Rows from a dataset
■ ■ ■ ■ ■

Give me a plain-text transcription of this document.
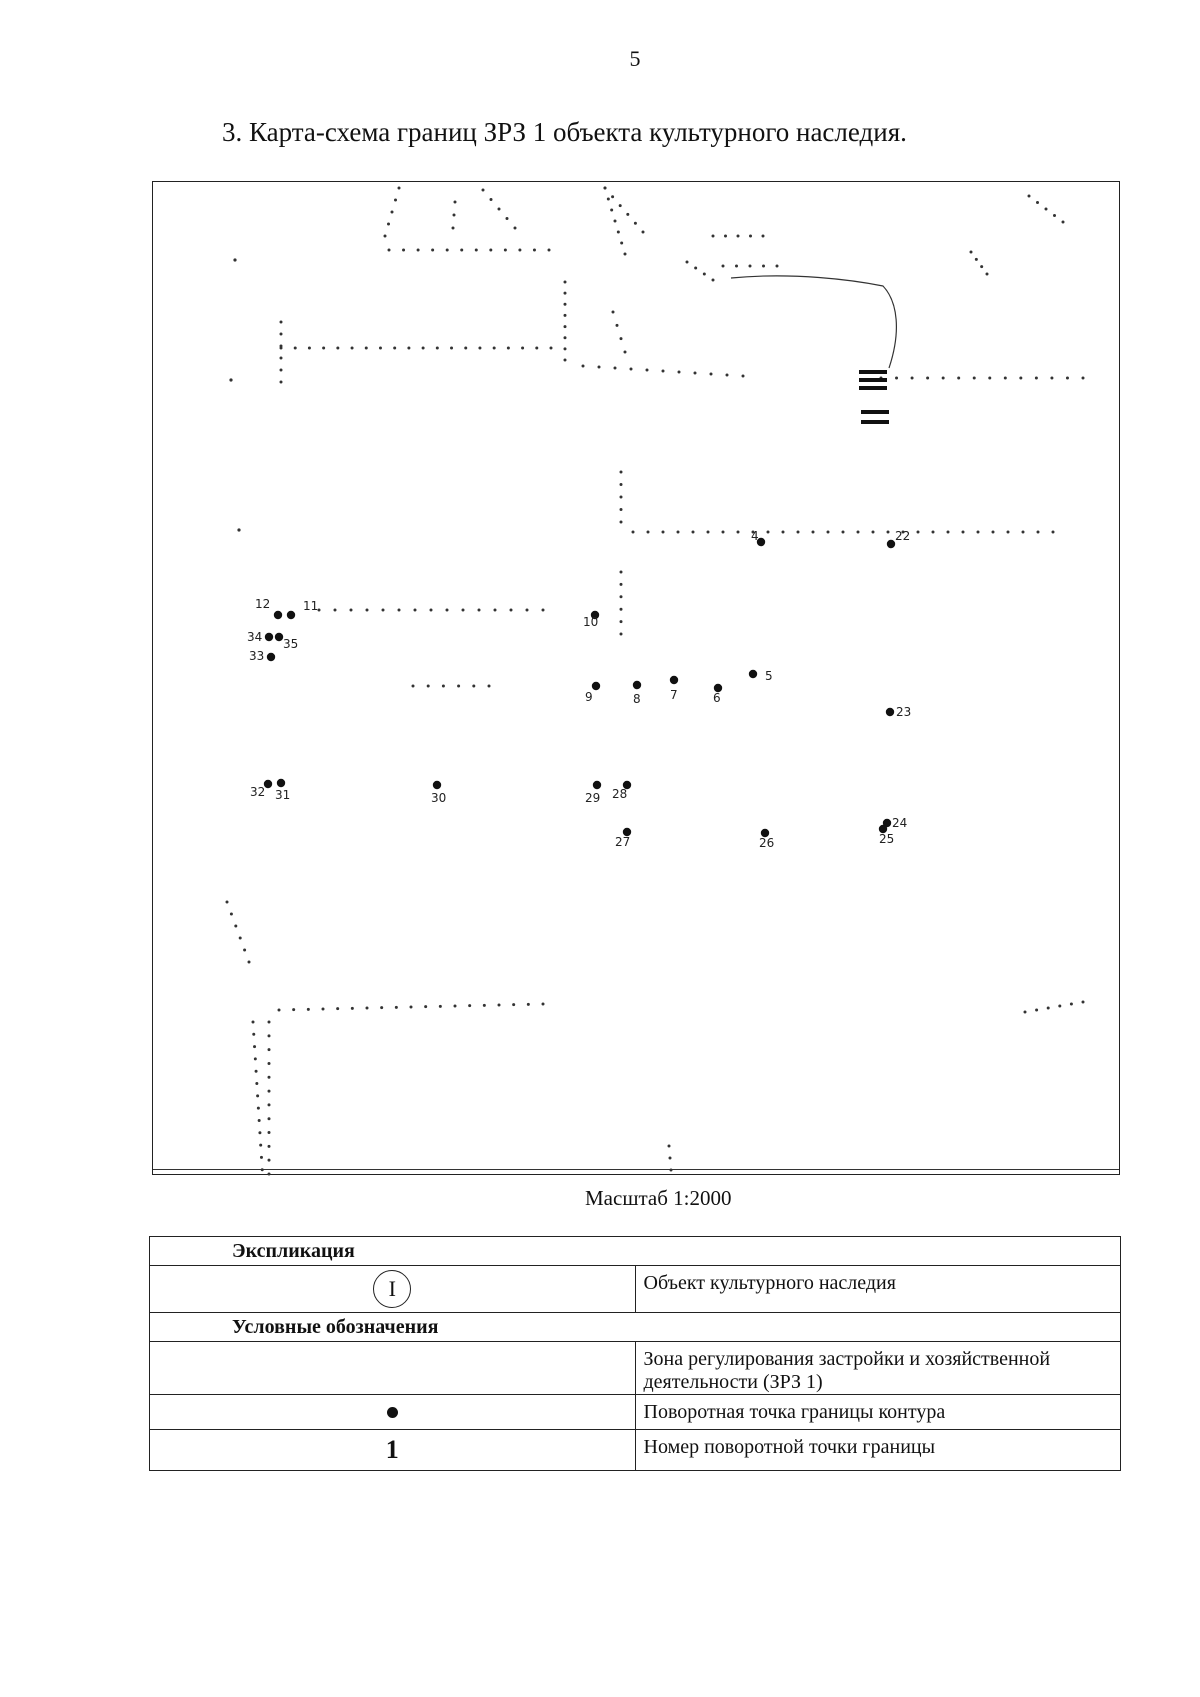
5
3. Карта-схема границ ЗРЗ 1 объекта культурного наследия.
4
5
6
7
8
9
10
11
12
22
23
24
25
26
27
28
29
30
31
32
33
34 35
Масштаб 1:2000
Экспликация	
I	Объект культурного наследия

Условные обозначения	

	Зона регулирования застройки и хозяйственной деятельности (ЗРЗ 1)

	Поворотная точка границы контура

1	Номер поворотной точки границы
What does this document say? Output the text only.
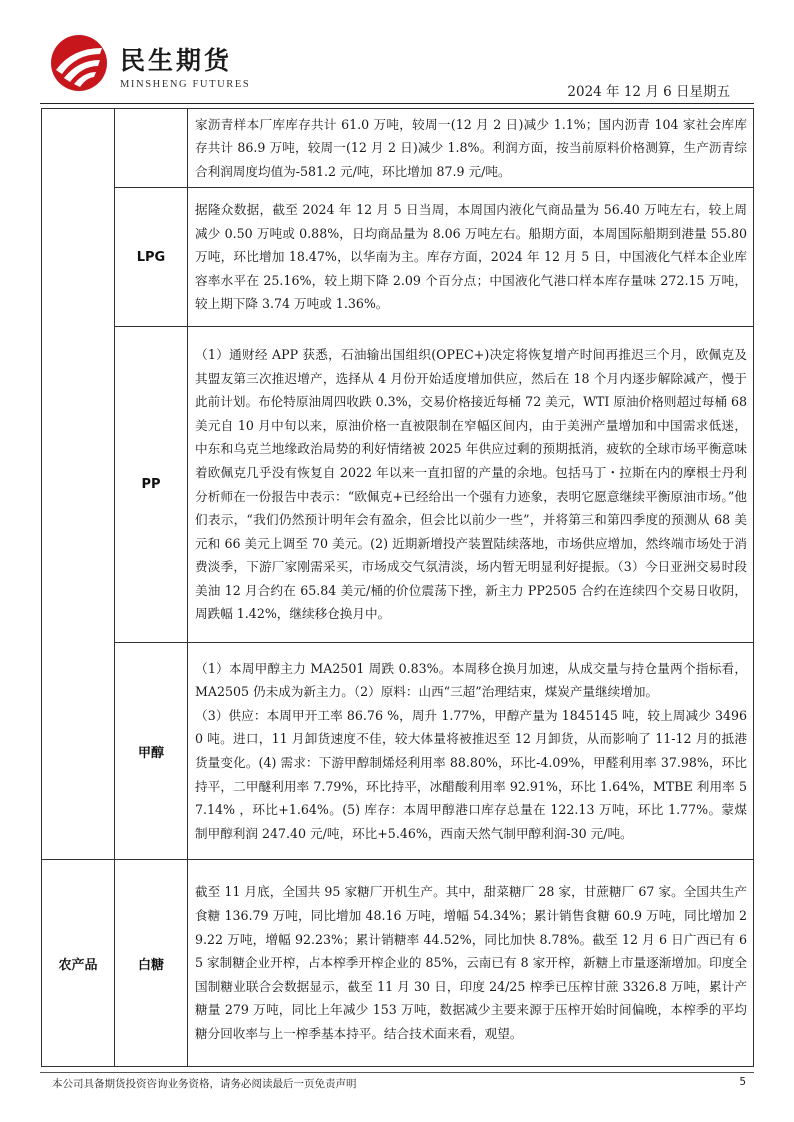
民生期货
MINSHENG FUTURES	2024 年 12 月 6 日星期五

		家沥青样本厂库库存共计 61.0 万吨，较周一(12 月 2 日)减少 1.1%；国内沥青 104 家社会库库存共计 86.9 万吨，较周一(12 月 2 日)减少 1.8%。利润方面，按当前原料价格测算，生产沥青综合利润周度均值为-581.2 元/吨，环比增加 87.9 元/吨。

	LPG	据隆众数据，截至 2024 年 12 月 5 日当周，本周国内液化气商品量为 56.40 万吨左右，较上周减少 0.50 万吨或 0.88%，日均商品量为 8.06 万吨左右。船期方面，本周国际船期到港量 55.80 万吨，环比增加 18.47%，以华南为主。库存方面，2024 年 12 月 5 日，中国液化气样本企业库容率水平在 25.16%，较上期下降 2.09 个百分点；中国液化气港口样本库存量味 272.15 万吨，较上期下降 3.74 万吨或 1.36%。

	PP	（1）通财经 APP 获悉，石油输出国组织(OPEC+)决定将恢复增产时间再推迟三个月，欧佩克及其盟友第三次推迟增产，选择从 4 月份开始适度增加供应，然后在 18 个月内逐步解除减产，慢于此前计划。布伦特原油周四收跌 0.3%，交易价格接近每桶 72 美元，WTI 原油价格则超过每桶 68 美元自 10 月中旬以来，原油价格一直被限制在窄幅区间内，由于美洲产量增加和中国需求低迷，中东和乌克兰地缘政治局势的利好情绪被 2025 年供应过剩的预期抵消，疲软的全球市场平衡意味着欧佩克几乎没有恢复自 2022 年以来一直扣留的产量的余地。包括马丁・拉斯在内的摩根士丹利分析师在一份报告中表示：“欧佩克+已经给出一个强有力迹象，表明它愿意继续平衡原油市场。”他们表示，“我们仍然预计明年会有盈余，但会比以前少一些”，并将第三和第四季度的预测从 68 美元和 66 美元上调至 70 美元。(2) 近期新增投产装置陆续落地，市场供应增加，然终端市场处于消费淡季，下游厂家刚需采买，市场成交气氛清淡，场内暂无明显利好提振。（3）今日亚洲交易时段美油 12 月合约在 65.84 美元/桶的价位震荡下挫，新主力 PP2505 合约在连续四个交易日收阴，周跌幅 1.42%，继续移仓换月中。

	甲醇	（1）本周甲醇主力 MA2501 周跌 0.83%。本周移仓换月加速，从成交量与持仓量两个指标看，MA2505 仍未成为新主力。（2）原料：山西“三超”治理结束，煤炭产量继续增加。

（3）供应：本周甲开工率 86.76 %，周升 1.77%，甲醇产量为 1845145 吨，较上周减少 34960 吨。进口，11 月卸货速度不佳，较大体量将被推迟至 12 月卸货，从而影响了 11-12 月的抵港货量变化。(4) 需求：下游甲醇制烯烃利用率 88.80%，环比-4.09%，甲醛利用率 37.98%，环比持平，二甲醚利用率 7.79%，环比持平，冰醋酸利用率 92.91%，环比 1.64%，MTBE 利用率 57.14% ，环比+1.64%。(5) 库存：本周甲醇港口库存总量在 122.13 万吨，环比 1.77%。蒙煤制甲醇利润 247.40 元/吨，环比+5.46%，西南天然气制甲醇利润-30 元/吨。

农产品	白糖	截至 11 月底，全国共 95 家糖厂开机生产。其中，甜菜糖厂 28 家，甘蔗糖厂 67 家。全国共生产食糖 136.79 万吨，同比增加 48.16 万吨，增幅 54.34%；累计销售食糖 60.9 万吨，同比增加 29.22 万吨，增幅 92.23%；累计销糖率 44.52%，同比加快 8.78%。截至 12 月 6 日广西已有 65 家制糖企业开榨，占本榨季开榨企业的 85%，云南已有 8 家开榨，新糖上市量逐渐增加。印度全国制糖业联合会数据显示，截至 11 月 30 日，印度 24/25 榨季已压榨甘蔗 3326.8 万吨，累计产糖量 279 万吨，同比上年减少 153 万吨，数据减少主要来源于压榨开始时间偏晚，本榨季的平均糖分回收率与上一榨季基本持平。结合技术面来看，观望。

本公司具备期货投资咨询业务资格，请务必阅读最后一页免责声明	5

■ ■ ■ ■ ■

INSTRUCTIONS TO FOLLOW
Please transcribe the material above exactly as written. Leave the pictures out.

TASK ANSWER
Give me a plain-text transcription of this document.
5
3. Карта-схема границ ЗРЗ 1 объекта культурного наследия.
4
5
6
7
8
9
10
11
12
22
23
24
25
26
27
28
29
30
31
32
33
34 35
Масштаб 1:2000
Экспликация	
I	Объект культурного наследия

Условные обозначения	

	Зона регулирования застройки и хозяйственной деятельности (ЗРЗ 1)

	Поворотная точка границы контура

1	Номер поворотной точки границы
What does this document say? Output the text only.
民生期货
MINSHENG FUTURES	2024 年 12 月 6 日星期五

		家沥青样本厂库库存共计 61.0 万吨，较周一(12 月 2 日)减少 1.1%；国内沥青 104 家社会库库存共计 86.9 万吨，较周一(12 月 2 日)减少 1.8%。利润方面，按当前原料价格测算，生产沥青综合利润周度均值为-581.2 元/吨，环比增加 87.9 元/吨。

	LPG	据隆众数据，截至 2024 年 12 月 5 日当周，本周国内液化气商品量为 56.40 万吨左右，较上周减少 0.50 万吨或 0.88%，日均商品量为 8.06 万吨左右。船期方面，本周国际船期到港量 55.80 万吨，环比增加 18.47%，以华南为主。库存方面，2024 年 12 月 5 日，中国液化气样本企业库容率水平在 25.16%，较上期下降 2.09 个百分点；中国液化气港口样本库存量味 272.15 万吨，较上期下降 3.74 万吨或 1.36%。

	PP	（1）通财经 APP 获悉，石油输出国组织(OPEC+)决定将恢复增产时间再推迟三个月，欧佩克及其盟友第三次推迟增产，选择从 4 月份开始适度增加供应，然后在 18 个月内逐步解除减产，慢于此前计划。布伦特原油周四收跌 0.3%，交易价格接近每桶 72 美元，WTI 原油价格则超过每桶 68 美元自 10 月中旬以来，原油价格一直被限制在窄幅区间内，由于美洲产量增加和中国需求低迷，中东和乌克兰地缘政治局势的利好情绪被 2025 年供应过剩的预期抵消，疲软的全球市场平衡意味着欧佩克几乎没有恢复自 2022 年以来一直扣留的产量的余地。包括马丁・拉斯在内的摩根士丹利分析师在一份报告中表示：“欧佩克+已经给出一个强有力迹象，表明它愿意继续平衡原油市场。”他们表示，“我们仍然预计明年会有盈余，但会比以前少一些”，并将第三和第四季度的预测从 68 美元和 66 美元上调至 70 美元。(2) 近期新增投产装置陆续落地，市场供应增加，然终端市场处于消费淡季，下游厂家刚需采买，市场成交气氛清淡，场内暂无明显利好提振。（3）今日亚洲交易时段美油 12 月合约在 65.84 美元/桶的价位震荡下挫，新主力 PP2505 合约在连续四个交易日收阴，周跌幅 1.42%，继续移仓换月中。

	甲醇	（1）本周甲醇主力 MA2501 周跌 0.83%。本周移仓换月加速，从成交量与持仓量两个指标看，MA2505 仍未成为新主力。（2）原料：山西“三超”治理结束，煤炭产量继续增加。

（3）供应：本周甲开工率 86.76 %，周升 1.77%，甲醇产量为 1845145 吨，较上周减少 34960 吨。进口，11 月卸货速度不佳，较大体量将被推迟至 12 月卸货，从而影响了 11-12 月的抵港货量变化。(4) 需求：下游甲醇制烯烃利用率 88.80%，环比-4.09%，甲醛利用率 37.98%，环比持平，二甲醚利用率 7.79%，环比持平，冰醋酸利用率 92.91%，环比 1.64%，MTBE 利用率 57.14% ，环比+1.64%。(5) 库存：本周甲醇港口库存总量在 122.13 万吨，环比 1.77%。蒙煤制甲醇利润 247.40 元/吨，环比+5.46%，西南天然气制甲醇利润-30 元/吨。

农产品	白糖	截至 11 月底，全国共 95 家糖厂开机生产。其中，甜菜糖厂 28 家，甘蔗糖厂 67 家。全国共生产食糖 136.79 万吨，同比增加 48.16 万吨，增幅 54.34%；累计销售食糖 60.9 万吨，同比增加 29.22 万吨，增幅 92.23%；累计销糖率 44.52%，同比加快 8.78%。截至 12 月 6 日广西已有 65 家制糖企业开榨，占本榨季开榨企业的 85%，云南已有 8 家开榨，新糖上市量逐渐增加。印度全国制糖业联合会数据显示，截至 11 月 30 日，印度 24/25 榨季已压榨甘蔗 3326.8 万吨，累计产糖量 279 万吨，同比上年减少 153 万吨，数据减少主要来源于压榨开始时间偏晚，本榨季的平均糖分回收率与上一榨季基本持平。结合技术面来看，观望。

本公司具备期货投资咨询业务资格，请务必阅读最后一页免责声明	5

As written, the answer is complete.